Wherever the string "wife" appears in the listing, copy that line.

####################

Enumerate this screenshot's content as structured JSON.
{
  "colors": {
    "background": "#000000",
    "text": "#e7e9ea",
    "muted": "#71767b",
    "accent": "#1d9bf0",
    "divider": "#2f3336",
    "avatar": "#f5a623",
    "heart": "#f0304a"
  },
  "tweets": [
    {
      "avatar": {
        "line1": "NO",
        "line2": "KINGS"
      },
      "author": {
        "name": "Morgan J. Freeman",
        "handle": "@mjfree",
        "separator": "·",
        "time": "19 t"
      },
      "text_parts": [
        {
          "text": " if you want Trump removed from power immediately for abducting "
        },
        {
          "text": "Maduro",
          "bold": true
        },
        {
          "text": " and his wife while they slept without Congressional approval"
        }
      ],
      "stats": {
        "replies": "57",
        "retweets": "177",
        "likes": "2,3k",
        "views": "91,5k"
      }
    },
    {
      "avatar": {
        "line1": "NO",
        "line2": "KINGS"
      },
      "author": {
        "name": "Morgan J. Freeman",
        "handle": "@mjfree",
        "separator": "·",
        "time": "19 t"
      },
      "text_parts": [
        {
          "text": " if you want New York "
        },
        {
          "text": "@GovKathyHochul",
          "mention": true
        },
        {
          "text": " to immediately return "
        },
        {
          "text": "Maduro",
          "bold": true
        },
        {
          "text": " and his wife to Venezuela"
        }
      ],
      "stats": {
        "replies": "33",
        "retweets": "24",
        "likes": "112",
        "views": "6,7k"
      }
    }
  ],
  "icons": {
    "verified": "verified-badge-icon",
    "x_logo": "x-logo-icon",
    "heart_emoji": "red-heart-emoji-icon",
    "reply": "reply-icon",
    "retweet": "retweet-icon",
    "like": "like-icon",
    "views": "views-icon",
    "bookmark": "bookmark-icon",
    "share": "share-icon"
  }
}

####################

SOLUTION TO THIS EXERCISE.
          "text": " and his wife while they slept without Congressional approval"
          "text": " and his wife to Venezuela"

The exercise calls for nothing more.